** Start of Record extracts **

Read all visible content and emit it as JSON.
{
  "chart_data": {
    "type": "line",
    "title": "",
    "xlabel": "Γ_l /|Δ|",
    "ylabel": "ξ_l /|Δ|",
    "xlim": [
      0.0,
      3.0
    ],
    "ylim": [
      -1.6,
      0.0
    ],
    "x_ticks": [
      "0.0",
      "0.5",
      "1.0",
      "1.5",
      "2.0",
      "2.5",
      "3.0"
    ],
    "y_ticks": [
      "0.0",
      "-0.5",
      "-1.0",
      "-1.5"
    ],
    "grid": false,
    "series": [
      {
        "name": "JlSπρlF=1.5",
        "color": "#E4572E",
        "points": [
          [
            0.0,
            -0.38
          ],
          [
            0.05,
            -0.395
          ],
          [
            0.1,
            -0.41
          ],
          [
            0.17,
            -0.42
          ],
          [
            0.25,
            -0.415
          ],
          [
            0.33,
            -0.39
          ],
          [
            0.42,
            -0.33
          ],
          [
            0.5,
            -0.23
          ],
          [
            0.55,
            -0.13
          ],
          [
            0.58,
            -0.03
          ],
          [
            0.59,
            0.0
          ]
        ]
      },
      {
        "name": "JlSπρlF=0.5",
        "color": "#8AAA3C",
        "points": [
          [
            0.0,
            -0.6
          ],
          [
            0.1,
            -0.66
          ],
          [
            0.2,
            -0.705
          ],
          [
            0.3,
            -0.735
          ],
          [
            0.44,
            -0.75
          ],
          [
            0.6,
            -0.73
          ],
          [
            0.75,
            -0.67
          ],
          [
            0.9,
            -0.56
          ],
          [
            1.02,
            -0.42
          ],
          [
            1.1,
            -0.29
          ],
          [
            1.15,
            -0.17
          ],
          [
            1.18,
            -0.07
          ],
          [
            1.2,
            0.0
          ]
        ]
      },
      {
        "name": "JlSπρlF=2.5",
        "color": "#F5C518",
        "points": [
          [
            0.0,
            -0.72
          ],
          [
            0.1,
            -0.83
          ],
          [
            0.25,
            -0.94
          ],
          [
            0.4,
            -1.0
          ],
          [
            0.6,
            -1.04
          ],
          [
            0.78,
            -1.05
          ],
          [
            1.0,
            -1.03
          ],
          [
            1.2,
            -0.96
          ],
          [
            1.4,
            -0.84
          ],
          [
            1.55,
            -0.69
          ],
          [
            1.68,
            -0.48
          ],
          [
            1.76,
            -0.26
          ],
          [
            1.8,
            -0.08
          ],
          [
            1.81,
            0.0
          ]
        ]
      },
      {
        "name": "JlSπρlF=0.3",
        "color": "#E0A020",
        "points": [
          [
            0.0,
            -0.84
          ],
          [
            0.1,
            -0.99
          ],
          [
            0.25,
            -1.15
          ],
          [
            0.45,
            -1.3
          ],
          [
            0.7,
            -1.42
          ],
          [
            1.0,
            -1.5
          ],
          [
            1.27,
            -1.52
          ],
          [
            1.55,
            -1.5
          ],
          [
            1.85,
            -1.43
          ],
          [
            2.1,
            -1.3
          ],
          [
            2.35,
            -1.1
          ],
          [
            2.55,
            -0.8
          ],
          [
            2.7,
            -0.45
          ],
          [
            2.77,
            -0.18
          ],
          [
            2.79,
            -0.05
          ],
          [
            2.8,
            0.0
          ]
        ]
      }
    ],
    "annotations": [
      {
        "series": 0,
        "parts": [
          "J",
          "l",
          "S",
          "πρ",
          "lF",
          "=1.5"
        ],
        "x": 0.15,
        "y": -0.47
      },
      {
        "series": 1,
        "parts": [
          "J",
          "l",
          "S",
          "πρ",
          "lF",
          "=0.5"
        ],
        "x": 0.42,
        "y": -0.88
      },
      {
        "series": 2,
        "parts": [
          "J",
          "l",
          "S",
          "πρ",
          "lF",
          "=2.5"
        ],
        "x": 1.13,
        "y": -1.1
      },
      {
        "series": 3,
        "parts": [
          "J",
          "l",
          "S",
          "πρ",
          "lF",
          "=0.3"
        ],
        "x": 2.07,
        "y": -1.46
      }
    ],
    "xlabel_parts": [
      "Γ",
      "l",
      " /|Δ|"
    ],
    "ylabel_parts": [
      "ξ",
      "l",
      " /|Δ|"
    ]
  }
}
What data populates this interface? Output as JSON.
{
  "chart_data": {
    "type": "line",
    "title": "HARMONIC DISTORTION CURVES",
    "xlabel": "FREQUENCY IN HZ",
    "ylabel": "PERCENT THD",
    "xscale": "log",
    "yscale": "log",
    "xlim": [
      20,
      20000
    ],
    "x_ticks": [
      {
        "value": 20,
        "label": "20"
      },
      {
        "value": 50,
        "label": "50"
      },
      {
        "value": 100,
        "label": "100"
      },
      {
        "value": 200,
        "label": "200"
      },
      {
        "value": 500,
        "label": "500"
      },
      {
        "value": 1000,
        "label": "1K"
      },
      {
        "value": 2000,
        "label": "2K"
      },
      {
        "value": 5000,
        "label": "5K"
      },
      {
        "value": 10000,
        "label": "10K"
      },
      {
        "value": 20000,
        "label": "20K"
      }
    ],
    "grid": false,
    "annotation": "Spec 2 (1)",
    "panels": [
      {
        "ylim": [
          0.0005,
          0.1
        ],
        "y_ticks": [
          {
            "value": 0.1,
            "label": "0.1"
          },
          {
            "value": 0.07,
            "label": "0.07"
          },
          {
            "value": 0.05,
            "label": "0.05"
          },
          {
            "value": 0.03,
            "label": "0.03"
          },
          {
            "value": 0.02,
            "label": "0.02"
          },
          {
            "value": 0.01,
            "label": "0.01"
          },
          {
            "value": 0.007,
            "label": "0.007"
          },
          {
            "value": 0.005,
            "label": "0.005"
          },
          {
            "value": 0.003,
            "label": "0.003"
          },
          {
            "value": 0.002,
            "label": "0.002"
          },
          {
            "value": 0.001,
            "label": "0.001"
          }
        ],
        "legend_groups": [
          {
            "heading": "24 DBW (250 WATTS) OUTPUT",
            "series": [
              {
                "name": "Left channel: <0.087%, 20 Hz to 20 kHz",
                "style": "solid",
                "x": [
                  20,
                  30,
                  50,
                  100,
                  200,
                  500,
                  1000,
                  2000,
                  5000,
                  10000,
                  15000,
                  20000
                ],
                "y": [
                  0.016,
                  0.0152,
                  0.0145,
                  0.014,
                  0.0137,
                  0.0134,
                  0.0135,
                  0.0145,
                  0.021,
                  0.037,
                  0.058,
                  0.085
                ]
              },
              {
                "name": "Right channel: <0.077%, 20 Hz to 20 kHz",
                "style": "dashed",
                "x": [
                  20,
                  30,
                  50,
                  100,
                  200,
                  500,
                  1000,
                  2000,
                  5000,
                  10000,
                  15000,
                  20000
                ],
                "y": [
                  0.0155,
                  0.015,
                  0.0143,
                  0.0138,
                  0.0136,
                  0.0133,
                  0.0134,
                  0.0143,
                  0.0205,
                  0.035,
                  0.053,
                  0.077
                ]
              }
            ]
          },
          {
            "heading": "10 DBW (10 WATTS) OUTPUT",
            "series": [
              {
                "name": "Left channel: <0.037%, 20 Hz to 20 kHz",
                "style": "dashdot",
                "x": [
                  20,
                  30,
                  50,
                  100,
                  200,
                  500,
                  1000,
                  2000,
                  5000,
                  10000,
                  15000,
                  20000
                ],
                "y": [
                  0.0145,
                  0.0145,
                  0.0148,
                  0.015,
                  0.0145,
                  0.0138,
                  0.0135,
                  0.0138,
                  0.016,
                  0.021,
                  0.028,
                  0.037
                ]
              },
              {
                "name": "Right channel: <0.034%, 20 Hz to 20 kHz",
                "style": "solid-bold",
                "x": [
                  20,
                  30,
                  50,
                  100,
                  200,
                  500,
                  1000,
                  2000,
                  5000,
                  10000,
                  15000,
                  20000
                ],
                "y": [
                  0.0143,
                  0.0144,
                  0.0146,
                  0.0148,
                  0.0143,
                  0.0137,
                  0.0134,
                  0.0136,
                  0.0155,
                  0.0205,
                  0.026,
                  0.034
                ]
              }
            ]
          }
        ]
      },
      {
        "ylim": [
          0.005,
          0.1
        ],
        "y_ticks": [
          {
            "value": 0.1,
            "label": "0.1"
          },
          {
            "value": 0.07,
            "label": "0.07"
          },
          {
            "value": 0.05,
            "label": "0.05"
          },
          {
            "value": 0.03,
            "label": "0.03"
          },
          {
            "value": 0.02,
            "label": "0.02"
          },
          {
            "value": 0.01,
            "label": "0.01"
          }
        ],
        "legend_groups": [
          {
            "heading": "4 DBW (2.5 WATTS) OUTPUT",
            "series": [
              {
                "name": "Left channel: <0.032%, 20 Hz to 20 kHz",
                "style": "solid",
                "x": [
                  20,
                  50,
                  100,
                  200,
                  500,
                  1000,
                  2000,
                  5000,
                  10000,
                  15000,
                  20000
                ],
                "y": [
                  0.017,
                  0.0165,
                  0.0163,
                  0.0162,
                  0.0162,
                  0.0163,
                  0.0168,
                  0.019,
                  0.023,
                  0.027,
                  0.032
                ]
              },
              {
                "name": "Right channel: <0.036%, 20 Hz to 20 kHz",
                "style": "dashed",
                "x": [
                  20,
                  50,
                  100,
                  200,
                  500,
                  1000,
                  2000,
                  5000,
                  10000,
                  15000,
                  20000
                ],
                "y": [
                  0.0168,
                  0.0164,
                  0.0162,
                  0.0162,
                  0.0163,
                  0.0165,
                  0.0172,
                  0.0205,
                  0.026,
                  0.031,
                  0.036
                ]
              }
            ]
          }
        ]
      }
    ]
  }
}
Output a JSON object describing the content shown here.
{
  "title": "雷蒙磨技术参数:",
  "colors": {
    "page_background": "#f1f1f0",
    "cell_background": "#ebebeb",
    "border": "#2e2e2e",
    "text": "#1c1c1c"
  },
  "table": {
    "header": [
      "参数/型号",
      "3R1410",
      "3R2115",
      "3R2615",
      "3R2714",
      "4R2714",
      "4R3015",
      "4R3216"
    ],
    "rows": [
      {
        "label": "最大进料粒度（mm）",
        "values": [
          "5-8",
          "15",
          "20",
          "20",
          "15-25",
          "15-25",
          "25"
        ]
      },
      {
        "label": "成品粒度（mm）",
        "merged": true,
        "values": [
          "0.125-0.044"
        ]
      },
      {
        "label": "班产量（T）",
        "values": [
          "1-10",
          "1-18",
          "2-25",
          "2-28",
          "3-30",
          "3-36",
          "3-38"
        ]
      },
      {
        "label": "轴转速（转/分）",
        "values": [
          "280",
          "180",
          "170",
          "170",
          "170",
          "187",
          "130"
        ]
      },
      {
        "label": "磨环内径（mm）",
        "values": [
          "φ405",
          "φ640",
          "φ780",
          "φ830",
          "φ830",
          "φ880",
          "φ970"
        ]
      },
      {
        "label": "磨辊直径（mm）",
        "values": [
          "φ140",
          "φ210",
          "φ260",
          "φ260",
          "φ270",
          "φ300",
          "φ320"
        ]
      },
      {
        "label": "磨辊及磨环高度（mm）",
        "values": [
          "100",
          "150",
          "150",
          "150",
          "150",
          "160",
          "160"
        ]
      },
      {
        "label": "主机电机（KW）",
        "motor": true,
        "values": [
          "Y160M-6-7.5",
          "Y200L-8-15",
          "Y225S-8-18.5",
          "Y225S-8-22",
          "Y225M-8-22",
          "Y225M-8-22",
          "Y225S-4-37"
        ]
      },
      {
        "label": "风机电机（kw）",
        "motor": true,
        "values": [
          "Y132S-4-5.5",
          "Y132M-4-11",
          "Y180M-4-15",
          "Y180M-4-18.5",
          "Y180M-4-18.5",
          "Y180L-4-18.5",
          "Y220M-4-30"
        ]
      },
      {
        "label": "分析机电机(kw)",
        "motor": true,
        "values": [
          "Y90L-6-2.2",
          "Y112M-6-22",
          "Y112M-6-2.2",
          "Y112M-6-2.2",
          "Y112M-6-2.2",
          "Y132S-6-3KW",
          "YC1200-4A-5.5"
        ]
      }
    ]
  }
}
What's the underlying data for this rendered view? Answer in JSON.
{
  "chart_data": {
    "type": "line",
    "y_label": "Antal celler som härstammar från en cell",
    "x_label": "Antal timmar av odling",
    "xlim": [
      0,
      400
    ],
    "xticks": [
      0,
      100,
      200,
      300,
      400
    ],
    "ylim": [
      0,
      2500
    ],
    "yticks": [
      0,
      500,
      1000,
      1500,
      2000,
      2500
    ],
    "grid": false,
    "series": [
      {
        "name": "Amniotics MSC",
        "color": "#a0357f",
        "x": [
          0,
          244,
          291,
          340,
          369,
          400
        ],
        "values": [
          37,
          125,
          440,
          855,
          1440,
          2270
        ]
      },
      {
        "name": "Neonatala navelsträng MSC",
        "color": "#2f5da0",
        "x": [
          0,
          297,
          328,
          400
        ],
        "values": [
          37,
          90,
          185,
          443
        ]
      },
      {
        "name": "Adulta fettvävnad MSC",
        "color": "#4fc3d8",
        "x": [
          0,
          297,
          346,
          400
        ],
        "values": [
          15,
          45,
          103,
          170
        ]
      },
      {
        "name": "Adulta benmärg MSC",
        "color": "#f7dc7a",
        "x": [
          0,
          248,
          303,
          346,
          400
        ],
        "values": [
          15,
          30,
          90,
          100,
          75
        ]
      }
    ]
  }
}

** End of Record extracts **

▶ [Request] Search the preceding listing for the word "JSON" and pull out every line that holds it.

▶ [Solution to the exercise]
Read all visible content and emit it as JSON.
What data populates this interface? Output as JSON.
Output a JSON object describing the content shown here.
What's the underlying data for this rendered view? Answer in JSON.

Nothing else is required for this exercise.